**Task statement**: Repeat all of the records verbatim.

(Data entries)
* * *

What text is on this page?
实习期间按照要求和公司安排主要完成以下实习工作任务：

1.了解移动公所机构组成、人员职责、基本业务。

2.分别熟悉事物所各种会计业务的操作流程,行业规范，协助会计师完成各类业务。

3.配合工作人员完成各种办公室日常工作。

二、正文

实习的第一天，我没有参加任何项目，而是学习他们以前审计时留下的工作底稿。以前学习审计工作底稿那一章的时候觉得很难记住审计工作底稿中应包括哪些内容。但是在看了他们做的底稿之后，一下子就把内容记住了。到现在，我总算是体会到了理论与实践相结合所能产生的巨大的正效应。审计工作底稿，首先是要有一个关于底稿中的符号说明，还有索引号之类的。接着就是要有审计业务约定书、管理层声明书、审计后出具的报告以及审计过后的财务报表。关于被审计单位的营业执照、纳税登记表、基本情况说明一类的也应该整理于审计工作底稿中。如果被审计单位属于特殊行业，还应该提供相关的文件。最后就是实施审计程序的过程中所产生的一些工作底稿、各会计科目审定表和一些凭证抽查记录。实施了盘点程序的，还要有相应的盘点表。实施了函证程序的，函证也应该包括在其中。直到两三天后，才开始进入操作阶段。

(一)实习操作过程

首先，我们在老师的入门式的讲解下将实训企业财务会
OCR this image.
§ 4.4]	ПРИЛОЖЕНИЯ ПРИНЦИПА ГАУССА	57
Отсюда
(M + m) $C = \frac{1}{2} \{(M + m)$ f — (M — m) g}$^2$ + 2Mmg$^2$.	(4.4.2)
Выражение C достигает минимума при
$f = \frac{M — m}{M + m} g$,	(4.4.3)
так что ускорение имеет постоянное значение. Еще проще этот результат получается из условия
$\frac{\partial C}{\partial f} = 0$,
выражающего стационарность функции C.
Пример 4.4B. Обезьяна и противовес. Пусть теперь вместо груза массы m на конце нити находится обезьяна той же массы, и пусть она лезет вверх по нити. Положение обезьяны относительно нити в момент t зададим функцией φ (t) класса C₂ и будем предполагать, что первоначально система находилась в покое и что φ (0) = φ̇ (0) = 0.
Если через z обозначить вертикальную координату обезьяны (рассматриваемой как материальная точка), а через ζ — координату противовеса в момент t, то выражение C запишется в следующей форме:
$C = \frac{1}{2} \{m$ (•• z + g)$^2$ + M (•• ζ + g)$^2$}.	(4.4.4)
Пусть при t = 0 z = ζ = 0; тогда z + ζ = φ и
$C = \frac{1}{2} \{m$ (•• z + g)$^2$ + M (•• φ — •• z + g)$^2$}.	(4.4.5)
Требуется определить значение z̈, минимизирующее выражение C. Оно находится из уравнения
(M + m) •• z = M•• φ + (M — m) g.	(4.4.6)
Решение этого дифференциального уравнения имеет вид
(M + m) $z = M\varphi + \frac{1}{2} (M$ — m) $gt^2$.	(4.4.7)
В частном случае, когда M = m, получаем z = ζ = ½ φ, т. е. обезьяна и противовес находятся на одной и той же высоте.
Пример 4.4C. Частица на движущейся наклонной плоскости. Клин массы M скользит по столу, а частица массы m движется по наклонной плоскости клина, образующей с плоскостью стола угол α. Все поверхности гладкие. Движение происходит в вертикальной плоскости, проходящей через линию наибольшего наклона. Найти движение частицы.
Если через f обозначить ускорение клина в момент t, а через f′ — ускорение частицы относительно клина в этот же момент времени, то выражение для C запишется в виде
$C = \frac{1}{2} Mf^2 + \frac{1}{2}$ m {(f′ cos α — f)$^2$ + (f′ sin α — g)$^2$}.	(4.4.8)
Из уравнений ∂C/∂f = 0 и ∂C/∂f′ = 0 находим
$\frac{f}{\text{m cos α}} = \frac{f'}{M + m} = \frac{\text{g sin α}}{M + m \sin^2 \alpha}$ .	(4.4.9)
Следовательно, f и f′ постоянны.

* * *

**Response**:
What text is on this page?
实习期间按照要求和公司安排主要完成以下实习工作任务：

1.了解移动公所机构组成、人员职责、基本业务。

2.分别熟悉事物所各种会计业务的操作流程,行业规范，协助会计师完成各类业务。

3.配合工作人员完成各种办公室日常工作。

二、正文

实习的第一天，我没有参加任何项目，而是学习他们以前审计时留下的工作底稿。以前学习审计工作底稿那一章的时候觉得很难记住审计工作底稿中应包括哪些内容。但是在看了他们做的底稿之后，一下子就把内容记住了。到现在，我总算是体会到了理论与实践相结合所能产生的巨大的正效应。审计工作底稿，首先是要有一个关于底稿中的符号说明，还有索引号之类的。接着就是要有审计业务约定书、管理层声明书、审计后出具的报告以及审计过后的财务报表。关于被审计单位的营业执照、纳税登记表、基本情况说明一类的也应该整理于审计工作底稿中。如果被审计单位属于特殊行业，还应该提供相关的文件。最后就是实施审计程序的过程中所产生的一些工作底稿、各会计科目审定表和一些凭证抽查记录。实施了盘点程序的，还要有相应的盘点表。实施了函证程序的，函证也应该包括在其中。直到两三天后，才开始进入操作阶段。

(一)实习操作过程

首先，我们在老师的入门式的讲解下将实训企业财务会
OCR this image.
§ 4.4]	ПРИЛОЖЕНИЯ ПРИНЦИПА ГАУССА	57
Отсюда
(M + m) $C = \frac{1}{2} \{(M + m)$ f — (M — m) g}$^2$ + 2Mmg$^2$.	(4.4.2)
Выражение C достигает минимума при
$f = \frac{M — m}{M + m} g$,	(4.4.3)
так что ускорение имеет постоянное значение. Еще проще этот результат получается из условия
$\frac{\partial C}{\partial f} = 0$,
выражающего стационарность функции C.
Пример 4.4B. Обезьяна и противовес. Пусть теперь вместо груза массы m на конце нити находится обезьяна той же массы, и пусть она лезет вверх по нити. Положение обезьяны относительно нити в момент t зададим функцией φ (t) класса C₂ и будем предполагать, что первоначально система находилась в покое и что φ (0) = φ̇ (0) = 0.
Если через z обозначить вертикальную координату обезьяны (рассматриваемой как материальная точка), а через ζ — координату противовеса в момент t, то выражение C запишется в следующей форме:
$C = \frac{1}{2} \{m$ (•• z + g)$^2$ + M (•• ζ + g)$^2$}.	(4.4.4)
Пусть при t = 0 z = ζ = 0; тогда z + ζ = φ и
$C = \frac{1}{2} \{m$ (•• z + g)$^2$ + M (•• φ — •• z + g)$^2$}.	(4.4.5)
Требуется определить значение z̈, минимизирующее выражение C. Оно находится из уравнения
(M + m) •• z = M•• φ + (M — m) g.	(4.4.6)
Решение этого дифференциального уравнения имеет вид
(M + m) $z = M\varphi + \frac{1}{2} (M$ — m) $gt^2$.	(4.4.7)
В частном случае, когда M = m, получаем z = ζ = ½ φ, т. е. обезьяна и противовес находятся на одной и той же высоте.
Пример 4.4C. Частица на движущейся наклонной плоскости. Клин массы M скользит по столу, а частица массы m движется по наклонной плоскости клина, образующей с плоскостью стола угол α. Все поверхности гладкие. Движение происходит в вертикальной плоскости, проходящей через линию наибольшего наклона. Найти движение частицы.
Если через f обозначить ускорение клина в момент t, а через f′ — ускорение частицы относительно клина в этот же момент времени, то выражение для C запишется в виде
$C = \frac{1}{2} Mf^2 + \frac{1}{2}$ m {(f′ cos α — f)$^2$ + (f′ sin α — g)$^2$}.	(4.4.8)
Из уравнений ∂C/∂f = 0 и ∂C/∂f′ = 0 находим
$\frac{f}{\text{m cos α}} = \frac{f'}{M + m} = \frac{\text{g sin α}}{M + m \sin^2 \alpha}$ .	(4.4.9)
Следовательно, f и f′ постоянны.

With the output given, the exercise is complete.